EXERCISE GOAL:
Collect each line of the entries that holds the string "alibaba".

★ ★ ★ ★ ★

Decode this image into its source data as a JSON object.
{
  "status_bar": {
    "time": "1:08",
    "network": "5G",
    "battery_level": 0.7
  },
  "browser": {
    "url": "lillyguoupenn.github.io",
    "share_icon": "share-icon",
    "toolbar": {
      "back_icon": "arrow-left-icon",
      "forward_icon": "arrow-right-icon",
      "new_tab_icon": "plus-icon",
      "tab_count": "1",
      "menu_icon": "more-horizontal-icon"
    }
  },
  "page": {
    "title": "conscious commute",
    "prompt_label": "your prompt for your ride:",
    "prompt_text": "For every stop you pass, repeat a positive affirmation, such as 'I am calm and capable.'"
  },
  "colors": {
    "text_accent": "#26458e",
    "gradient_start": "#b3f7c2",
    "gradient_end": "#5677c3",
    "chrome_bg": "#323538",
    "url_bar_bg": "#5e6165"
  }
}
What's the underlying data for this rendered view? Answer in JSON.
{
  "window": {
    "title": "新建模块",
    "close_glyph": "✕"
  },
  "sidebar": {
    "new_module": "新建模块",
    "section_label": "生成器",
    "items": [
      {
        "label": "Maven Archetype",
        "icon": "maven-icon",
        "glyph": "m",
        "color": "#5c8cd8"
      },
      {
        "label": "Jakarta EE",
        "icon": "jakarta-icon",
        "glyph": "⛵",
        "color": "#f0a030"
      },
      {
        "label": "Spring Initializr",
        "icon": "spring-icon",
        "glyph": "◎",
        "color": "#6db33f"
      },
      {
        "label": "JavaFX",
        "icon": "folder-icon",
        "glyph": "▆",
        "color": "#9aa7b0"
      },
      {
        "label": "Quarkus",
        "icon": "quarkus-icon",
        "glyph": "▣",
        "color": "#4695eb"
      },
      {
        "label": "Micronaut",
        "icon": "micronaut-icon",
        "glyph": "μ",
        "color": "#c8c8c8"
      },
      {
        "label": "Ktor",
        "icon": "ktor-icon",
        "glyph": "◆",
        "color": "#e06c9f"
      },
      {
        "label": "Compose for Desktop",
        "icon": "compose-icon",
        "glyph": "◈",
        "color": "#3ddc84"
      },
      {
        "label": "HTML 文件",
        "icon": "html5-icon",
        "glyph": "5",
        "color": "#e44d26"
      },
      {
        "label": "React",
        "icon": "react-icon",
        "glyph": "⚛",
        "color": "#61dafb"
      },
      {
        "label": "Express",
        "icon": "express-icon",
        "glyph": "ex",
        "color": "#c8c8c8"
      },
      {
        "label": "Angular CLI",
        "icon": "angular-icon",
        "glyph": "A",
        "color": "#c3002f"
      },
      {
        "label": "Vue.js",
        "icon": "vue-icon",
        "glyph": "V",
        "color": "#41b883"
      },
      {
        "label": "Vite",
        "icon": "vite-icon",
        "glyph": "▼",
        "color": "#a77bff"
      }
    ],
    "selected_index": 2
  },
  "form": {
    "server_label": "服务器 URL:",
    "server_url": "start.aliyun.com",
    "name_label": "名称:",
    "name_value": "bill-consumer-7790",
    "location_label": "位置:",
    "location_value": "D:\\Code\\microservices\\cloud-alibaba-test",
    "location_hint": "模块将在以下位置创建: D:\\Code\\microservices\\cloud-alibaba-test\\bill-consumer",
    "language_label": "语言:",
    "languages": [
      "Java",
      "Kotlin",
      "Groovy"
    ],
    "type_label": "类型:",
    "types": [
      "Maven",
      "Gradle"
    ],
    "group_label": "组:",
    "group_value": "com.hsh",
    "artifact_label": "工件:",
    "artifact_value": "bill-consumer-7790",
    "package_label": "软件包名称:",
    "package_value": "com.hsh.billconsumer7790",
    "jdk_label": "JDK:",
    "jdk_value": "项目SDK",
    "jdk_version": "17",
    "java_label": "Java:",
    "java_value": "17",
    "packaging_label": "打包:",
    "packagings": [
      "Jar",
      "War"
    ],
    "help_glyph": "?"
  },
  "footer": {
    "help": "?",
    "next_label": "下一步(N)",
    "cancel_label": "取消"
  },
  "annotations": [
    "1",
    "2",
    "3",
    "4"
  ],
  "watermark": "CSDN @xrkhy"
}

★ ★ ★ ★ ★

ANSWER TO THE TASK:
    "location_value": "D:\\Code\\microservices\\cloud-alibaba-test",
    "location_hint": "模块将在以下位置创建: D:\\Code\\microservices\\cloud-alibaba-test\\bill-consumer",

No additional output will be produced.